Chart and figure data

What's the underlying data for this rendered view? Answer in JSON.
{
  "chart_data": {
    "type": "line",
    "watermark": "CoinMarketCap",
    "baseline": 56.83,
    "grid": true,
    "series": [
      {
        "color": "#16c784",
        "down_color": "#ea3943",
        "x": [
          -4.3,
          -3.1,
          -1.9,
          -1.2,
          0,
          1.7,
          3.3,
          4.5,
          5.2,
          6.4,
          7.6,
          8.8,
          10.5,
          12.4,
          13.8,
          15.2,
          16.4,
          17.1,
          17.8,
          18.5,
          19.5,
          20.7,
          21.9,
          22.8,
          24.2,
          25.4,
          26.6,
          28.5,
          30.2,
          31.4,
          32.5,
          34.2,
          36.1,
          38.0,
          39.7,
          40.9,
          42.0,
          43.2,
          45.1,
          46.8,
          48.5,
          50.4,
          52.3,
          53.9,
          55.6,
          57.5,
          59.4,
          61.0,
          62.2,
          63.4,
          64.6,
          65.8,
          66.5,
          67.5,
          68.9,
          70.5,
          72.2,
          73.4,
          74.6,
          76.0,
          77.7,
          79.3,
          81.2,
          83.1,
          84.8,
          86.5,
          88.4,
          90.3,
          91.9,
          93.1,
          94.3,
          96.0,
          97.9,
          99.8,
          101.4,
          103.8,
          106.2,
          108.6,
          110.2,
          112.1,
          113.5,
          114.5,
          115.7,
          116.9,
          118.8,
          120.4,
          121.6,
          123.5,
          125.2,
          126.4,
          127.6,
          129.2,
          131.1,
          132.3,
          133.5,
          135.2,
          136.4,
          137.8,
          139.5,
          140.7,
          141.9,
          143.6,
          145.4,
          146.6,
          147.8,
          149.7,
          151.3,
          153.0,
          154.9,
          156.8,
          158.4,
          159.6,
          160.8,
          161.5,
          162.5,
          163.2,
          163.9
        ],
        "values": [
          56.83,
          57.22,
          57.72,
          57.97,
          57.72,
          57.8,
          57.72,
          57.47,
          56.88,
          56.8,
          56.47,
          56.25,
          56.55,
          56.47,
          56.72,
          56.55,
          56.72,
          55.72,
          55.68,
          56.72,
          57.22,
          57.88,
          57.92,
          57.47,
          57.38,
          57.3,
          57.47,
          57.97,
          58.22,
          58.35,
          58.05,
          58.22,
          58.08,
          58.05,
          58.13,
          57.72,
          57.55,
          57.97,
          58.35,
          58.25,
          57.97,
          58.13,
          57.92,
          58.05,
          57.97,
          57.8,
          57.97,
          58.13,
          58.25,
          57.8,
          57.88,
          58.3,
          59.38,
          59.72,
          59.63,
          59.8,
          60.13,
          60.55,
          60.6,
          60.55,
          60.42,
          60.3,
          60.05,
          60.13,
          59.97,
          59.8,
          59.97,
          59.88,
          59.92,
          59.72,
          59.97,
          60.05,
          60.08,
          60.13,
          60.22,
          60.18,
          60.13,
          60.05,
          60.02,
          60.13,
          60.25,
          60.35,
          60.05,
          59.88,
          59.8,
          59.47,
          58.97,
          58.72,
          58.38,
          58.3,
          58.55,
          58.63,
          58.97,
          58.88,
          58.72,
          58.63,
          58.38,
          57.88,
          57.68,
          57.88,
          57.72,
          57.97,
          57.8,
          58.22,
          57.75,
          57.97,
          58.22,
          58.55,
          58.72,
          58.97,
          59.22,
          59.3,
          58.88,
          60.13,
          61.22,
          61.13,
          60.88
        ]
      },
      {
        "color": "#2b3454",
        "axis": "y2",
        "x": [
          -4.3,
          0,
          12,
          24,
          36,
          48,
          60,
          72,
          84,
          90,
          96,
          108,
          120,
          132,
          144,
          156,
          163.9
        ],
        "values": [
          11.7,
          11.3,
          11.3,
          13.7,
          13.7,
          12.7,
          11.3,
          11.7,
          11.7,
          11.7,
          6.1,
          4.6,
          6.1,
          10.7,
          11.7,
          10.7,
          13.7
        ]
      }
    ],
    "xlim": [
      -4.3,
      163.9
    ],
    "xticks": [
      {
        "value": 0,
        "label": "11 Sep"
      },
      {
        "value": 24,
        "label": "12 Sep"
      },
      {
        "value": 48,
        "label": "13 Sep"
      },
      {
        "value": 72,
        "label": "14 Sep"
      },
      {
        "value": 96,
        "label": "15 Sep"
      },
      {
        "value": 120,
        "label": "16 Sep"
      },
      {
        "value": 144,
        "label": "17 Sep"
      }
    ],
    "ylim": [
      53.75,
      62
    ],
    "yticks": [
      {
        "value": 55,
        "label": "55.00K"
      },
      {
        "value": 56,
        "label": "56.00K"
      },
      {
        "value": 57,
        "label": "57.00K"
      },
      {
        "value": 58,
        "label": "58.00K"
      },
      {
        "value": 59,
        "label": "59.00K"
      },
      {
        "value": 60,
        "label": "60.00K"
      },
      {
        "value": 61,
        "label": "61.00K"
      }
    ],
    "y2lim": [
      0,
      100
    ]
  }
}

§ **EXERCISE DETAILS**
Produce a verbatim transcription of the entries above.

§ **RESULT OF THE EXERCISE**
What's the underlying data for this rendered view? Answer in JSON.
{
  "chart_data": {
    "type": "line",
    "watermark": "CoinMarketCap",
    "baseline": 56.83,
    "grid": true,
    "series": [
      {
        "color": "#16c784",
        "down_color": "#ea3943",
        "x": [
          -4.3,
          -3.1,
          -1.9,
          -1.2,
          0,
          1.7,
          3.3,
          4.5,
          5.2,
          6.4,
          7.6,
          8.8,
          10.5,
          12.4,
          13.8,
          15.2,
          16.4,
          17.1,
          17.8,
          18.5,
          19.5,
          20.7,
          21.9,
          22.8,
          24.2,
          25.4,
          26.6,
          28.5,
          30.2,
          31.4,
          32.5,
          34.2,
          36.1,
          38.0,
          39.7,
          40.9,
          42.0,
          43.2,
          45.1,
          46.8,
          48.5,
          50.4,
          52.3,
          53.9,
          55.6,
          57.5,
          59.4,
          61.0,
          62.2,
          63.4,
          64.6,
          65.8,
          66.5,
          67.5,
          68.9,
          70.5,
          72.2,
          73.4,
          74.6,
          76.0,
          77.7,
          79.3,
          81.2,
          83.1,
          84.8,
          86.5,
          88.4,
          90.3,
          91.9,
          93.1,
          94.3,
          96.0,
          97.9,
          99.8,
          101.4,
          103.8,
          106.2,
          108.6,
          110.2,
          112.1,
          113.5,
          114.5,
          115.7,
          116.9,
          118.8,
          120.4,
          121.6,
          123.5,
          125.2,
          126.4,
          127.6,
          129.2,
          131.1,
          132.3,
          133.5,
          135.2,
          136.4,
          137.8,
          139.5,
          140.7,
          141.9,
          143.6,
          145.4,
          146.6,
          147.8,
          149.7,
          151.3,
          153.0,
          154.9,
          156.8,
          158.4,
          159.6,
          160.8,
          161.5,
          162.5,
          163.2,
          163.9
        ],
        "values": [
          56.83,
          57.22,
          57.72,
          57.97,
          57.72,
          57.8,
          57.72,
          57.47,
          56.88,
          56.8,
          56.47,
          56.25,
          56.55,
          56.47,
          56.72,
          56.55,
          56.72,
          55.72,
          55.68,
          56.72,
          57.22,
          57.88,
          57.92,
          57.47,
          57.38,
          57.3,
          57.47,
          57.97,
          58.22,
          58.35,
          58.05,
          58.22,
          58.08,
          58.05,
          58.13,
          57.72,
          57.55,
          57.97,
          58.35,
          58.25,
          57.97,
          58.13,
          57.92,
          58.05,
          57.97,
          57.8,
          57.97,
          58.13,
          58.25,
          57.8,
          57.88,
          58.3,
          59.38,
          59.72,
          59.63,
          59.8,
          60.13,
          60.55,
          60.6,
          60.55,
          60.42,
          60.3,
          60.05,
          60.13,
          59.97,
          59.8,
          59.97,
          59.88,
          59.92,
          59.72,
          59.97,
          60.05,
          60.08,
          60.13,
          60.22,
          60.18,
          60.13,
          60.05,
          60.02,
          60.13,
          60.25,
          60.35,
          60.05,
          59.88,
          59.8,
          59.47,
          58.97,
          58.72,
          58.38,
          58.3,
          58.55,
          58.63,
          58.97,
          58.88,
          58.72,
          58.63,
          58.38,
          57.88,
          57.68,
          57.88,
          57.72,
          57.97,
          57.8,
          58.22,
          57.75,
          57.97,
          58.22,
          58.55,
          58.72,
          58.97,
          59.22,
          59.3,
          58.88,
          60.13,
          61.22,
          61.13,
          60.88
        ]
      },
      {
        "color": "#2b3454",
        "axis": "y2",
        "x": [
          -4.3,
          0,
          12,
          24,
          36,
          48,
          60,
          72,
          84,
          90,
          96,
          108,
          120,
          132,
          144,
          156,
          163.9
        ],
        "values": [
          11.7,
          11.3,
          11.3,
          13.7,
          13.7,
          12.7,
          11.3,
          11.7,
          11.7,
          11.7,
          6.1,
          4.6,
          6.1,
          10.7,
          11.7,
          10.7,
          13.7
        ]
      }
    ],
    "xlim": [
      -4.3,
      163.9
    ],
    "xticks": [
      {
        "value": 0,
        "label": "11 Sep"
      },
      {
        "value": 24,
        "label": "12 Sep"
      },
      {
        "value": 48,
        "label": "13 Sep"
      },
      {
        "value": 72,
        "label": "14 Sep"
      },
      {
        "value": 96,
        "label": "15 Sep"
      },
      {
        "value": 120,
        "label": "16 Sep"
      },
      {
        "value": 144,
        "label": "17 Sep"
      }
    ],
    "ylim": [
      53.75,
      62
    ],
    "yticks": [
      {
        "value": 55,
        "label": "55.00K"
      },
      {
        "value": 56,
        "label": "56.00K"
      },
      {
        "value": 57,
        "label": "57.00K"
      },
      {
        "value": 58,
        "label": "58.00K"
      },
      {
        "value": 59,
        "label": "59.00K"
      },
      {
        "value": 60,
        "label": "60.00K"
      },
      {
        "value": 61,
        "label": "61.00K"
      }
    ],
    "y2lim": [
      0,
      100
    ]
  }
}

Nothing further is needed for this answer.